» **Input**:
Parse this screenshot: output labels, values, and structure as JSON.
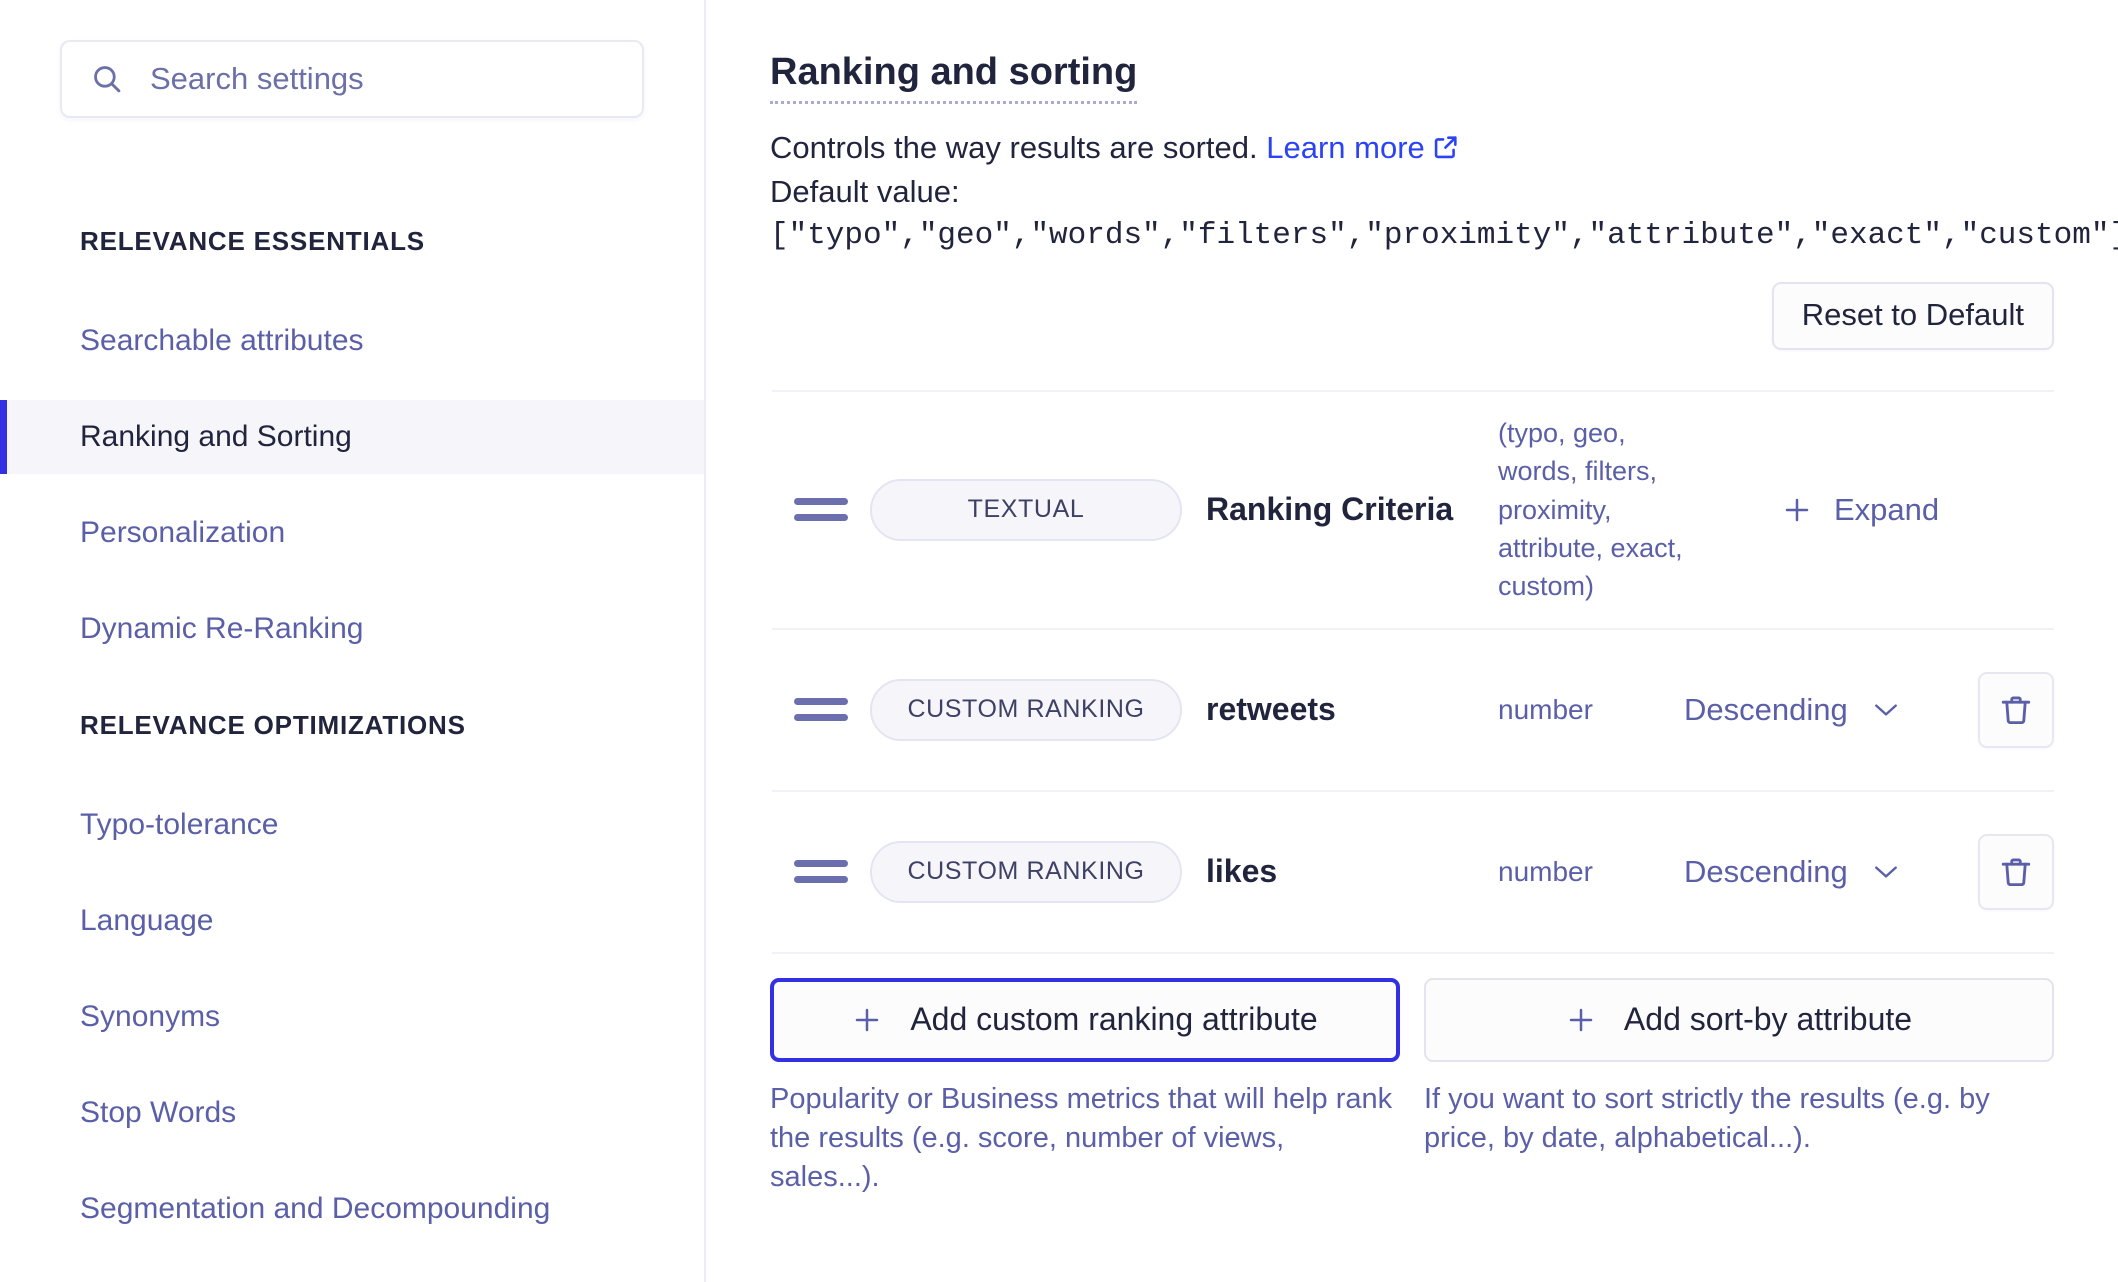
{
  "colors": {
    "accent": "#3330e4",
    "link": "#2b43f5",
    "muted_link": "#5a5fa8",
    "text": "#21243d",
    "active_bg": "#f6f6fa",
    "border": "#e3e4ef"
  },
  "sidebar": {
    "search": {
      "placeholder": "Search settings",
      "value": "",
      "icon": "search-icon"
    },
    "groups": [
      {
        "heading": "RELEVANCE ESSENTIALS",
        "items": [
          {
            "label": "Searchable attributes",
            "active": false
          },
          {
            "label": "Ranking and Sorting",
            "active": true
          },
          {
            "label": "Personalization",
            "active": false
          },
          {
            "label": "Dynamic Re-Ranking",
            "active": false
          }
        ]
      },
      {
        "heading": "RELEVANCE OPTIMIZATIONS",
        "items": [
          {
            "label": "Typo-tolerance",
            "active": false
          },
          {
            "label": "Language",
            "active": false
          },
          {
            "label": "Synonyms",
            "active": false
          },
          {
            "label": "Stop Words",
            "active": false
          },
          {
            "label": "Segmentation and Decompounding",
            "active": false
          }
        ]
      }
    ]
  },
  "main": {
    "title": "Ranking and sorting",
    "description": "Controls the way results are sorted.",
    "learn_more": "Learn more",
    "learn_more_icon": "external-link-icon",
    "default_label": "Default value:",
    "default_value": "[\"typo\",\"geo\",\"words\",\"filters\",\"proximity\",\"attribute\",\"exact\",\"custom\"]",
    "reset_button": "Reset to Default",
    "rows": [
      {
        "kind": "criteria",
        "badge": "TEXTUAL",
        "name": "Ranking Criteria",
        "hint": "(typo, geo, words, filters, proximity, attribute, exact, custom)",
        "action": "Expand",
        "action_icon": "plus-icon",
        "handle_icon": "drag-handle-icon"
      },
      {
        "kind": "custom",
        "badge": "CUSTOM RANKING",
        "name": "retweets",
        "type": "number",
        "order": "Descending",
        "order_icon": "chevron-down-icon",
        "delete_icon": "trash-icon",
        "handle_icon": "drag-handle-icon"
      },
      {
        "kind": "custom",
        "badge": "CUSTOM RANKING",
        "name": "likes",
        "type": "number",
        "order": "Descending",
        "order_icon": "chevron-down-icon",
        "delete_icon": "trash-icon",
        "handle_icon": "drag-handle-icon"
      }
    ],
    "add_custom": {
      "label": "Add custom ranking attribute",
      "icon": "plus-icon",
      "focused": true,
      "hint": "Popularity or Business metrics that will help rank the results (e.g. score, number of views, sales...)."
    },
    "add_sort": {
      "label": "Add sort-by attribute",
      "icon": "plus-icon",
      "focused": false,
      "hint": "If you want to sort strictly the results (e.g. by price, by date, alphabetical...)."
    }
  }
}
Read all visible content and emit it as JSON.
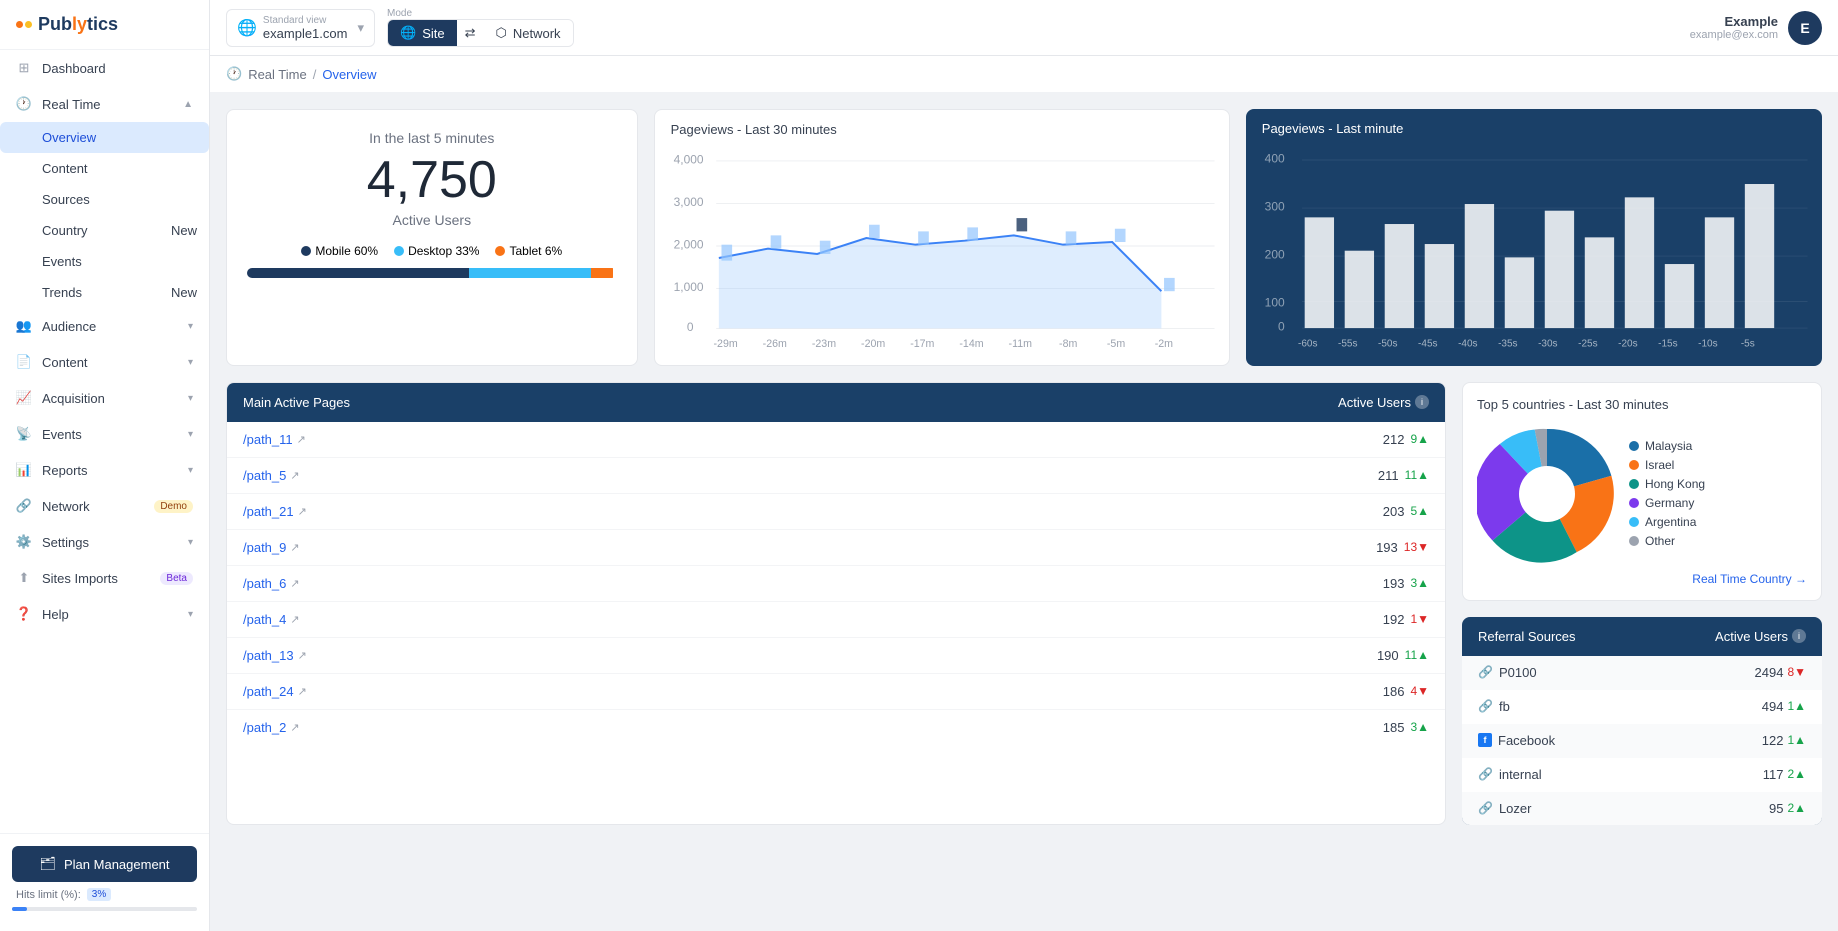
{
  "logo": {
    "text": "Publytics"
  },
  "topbar": {
    "standard_view_label": "Standard view",
    "site": "example1.com",
    "mode_label": "Mode",
    "mode_site": "Site",
    "mode_network": "Network",
    "user_name": "Example",
    "user_email": "example@ex.com",
    "user_initial": "E"
  },
  "breadcrumb": {
    "section": "Real Time",
    "page": "Overview"
  },
  "sidebar": {
    "items": [
      {
        "id": "dashboard",
        "label": "Dashboard",
        "icon": "grid"
      },
      {
        "id": "realtime",
        "label": "Real Time",
        "icon": "clock",
        "expanded": true
      },
      {
        "id": "overview",
        "label": "Overview",
        "sub": true,
        "active": true
      },
      {
        "id": "content",
        "label": "Content",
        "sub": true
      },
      {
        "id": "sources",
        "label": "Sources",
        "sub": true
      },
      {
        "id": "country",
        "label": "Country",
        "sub": true,
        "badge": "New"
      },
      {
        "id": "events",
        "label": "Events",
        "sub": true
      },
      {
        "id": "trends",
        "label": "Trends",
        "sub": true,
        "badge": "New"
      },
      {
        "id": "audience",
        "label": "Audience",
        "icon": "users",
        "chevron": true
      },
      {
        "id": "content2",
        "label": "Content",
        "icon": "file",
        "chevron": true
      },
      {
        "id": "acquisition",
        "label": "Acquisition",
        "icon": "trending",
        "chevron": true
      },
      {
        "id": "events2",
        "label": "Events",
        "icon": "radio",
        "chevron": true
      },
      {
        "id": "reports",
        "label": "Reports",
        "icon": "bar-chart",
        "chevron": true
      },
      {
        "id": "network",
        "label": "Network",
        "icon": "share",
        "badge": "Demo"
      },
      {
        "id": "settings",
        "label": "Settings",
        "icon": "gear",
        "chevron": true
      },
      {
        "id": "sitesimports",
        "label": "Sites Imports",
        "icon": "upload",
        "badge": "Beta"
      },
      {
        "id": "help",
        "label": "Help",
        "icon": "help",
        "chevron": true
      }
    ],
    "plan_btn": "Plan Management",
    "hits_label": "Hits limit (%):",
    "hits_percent": "3%",
    "hits_value": 3
  },
  "active_users": {
    "subtitle": "In the last 5 minutes",
    "number": "4,750",
    "label": "Active Users",
    "mobile_pct": "Mobile 60%",
    "desktop_pct": "Desktop 33%",
    "tablet_pct": "Tablet 6%",
    "mobile_width": 60,
    "desktop_width": 33,
    "tablet_width": 6
  },
  "pageviews_30m": {
    "title": "Pageviews - Last 30 minutes",
    "y_labels": [
      "4,000",
      "3,000",
      "2,000",
      "1,000",
      "0"
    ],
    "x_labels": [
      "-29m",
      "-26m",
      "-23m",
      "-20m",
      "-17m",
      "-14m",
      "-11m",
      "-8m",
      "-5m",
      "-2m"
    ]
  },
  "pageviews_1m": {
    "title": "Pageviews - Last minute",
    "y_labels": [
      "400",
      "300",
      "200",
      "100",
      "0"
    ],
    "x_labels": [
      "-60s",
      "-55s",
      "-50s",
      "-45s",
      "-40s",
      "-35s",
      "-30s",
      "-25s",
      "-20s",
      "-15s",
      "-10s",
      "-5s"
    ]
  },
  "main_active_pages": {
    "col_pages": "Main Active Pages",
    "col_users": "Active Users",
    "rows": [
      {
        "path": "/path_11",
        "users": 212,
        "change": 9,
        "dir": "up"
      },
      {
        "path": "/path_5",
        "users": 211,
        "change": 11,
        "dir": "up"
      },
      {
        "path": "/path_21",
        "users": 203,
        "change": 5,
        "dir": "up"
      },
      {
        "path": "/path_9",
        "users": 193,
        "change": 13,
        "dir": "down"
      },
      {
        "path": "/path_6",
        "users": 193,
        "change": 3,
        "dir": "up"
      },
      {
        "path": "/path_4",
        "users": 192,
        "change": 1,
        "dir": "down"
      },
      {
        "path": "/path_13",
        "users": 190,
        "change": 11,
        "dir": "up"
      },
      {
        "path": "/path_24",
        "users": 186,
        "change": 4,
        "dir": "down"
      },
      {
        "path": "/path_2",
        "users": 185,
        "change": 3,
        "dir": "up"
      }
    ]
  },
  "top5_countries": {
    "title": "Top 5 countries - Last 30 minutes",
    "countries": [
      {
        "name": "Malaysia",
        "color": "#1a6fa8",
        "pct": 28
      },
      {
        "name": "Israel",
        "color": "#f97316",
        "pct": 18
      },
      {
        "name": "Hong Kong",
        "color": "#0d9488",
        "pct": 20
      },
      {
        "name": "Germany",
        "color": "#7c3aed",
        "pct": 22
      },
      {
        "name": "Argentina",
        "color": "#38bdf8",
        "pct": 8
      },
      {
        "name": "Other",
        "color": "#9ca3af",
        "pct": 4
      }
    ],
    "link": "Real Time Country →"
  },
  "referral_sources": {
    "title": "Referral Sources",
    "col_users": "Active Users",
    "rows": [
      {
        "source": "P0100",
        "type": "link",
        "count": 2494,
        "change": 8,
        "dir": "down"
      },
      {
        "source": "fb",
        "type": "link",
        "count": 494,
        "change": 1,
        "dir": "up"
      },
      {
        "source": "Facebook",
        "type": "fb",
        "count": 122,
        "change": 1,
        "dir": "up"
      },
      {
        "source": "internal",
        "type": "link",
        "count": 117,
        "change": 2,
        "dir": "up"
      },
      {
        "source": "Lozer",
        "type": "link",
        "count": 95,
        "change": 2,
        "dir": "up"
      }
    ]
  }
}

» **Exercise aim**:
Identify the lines above that contain the word "hint", then copy them.

» **Answer for this exercise**:
        "hint": "(typo, geo, words, filters, proximity, attribute, exact, custom)",
      "hint": "Popularity or Business metrics that will help rank the results (e.g. score, number of views, sales...)."
      "hint": "If you want to sort strictly the results (e.g. by price, by date, alphabetical...)."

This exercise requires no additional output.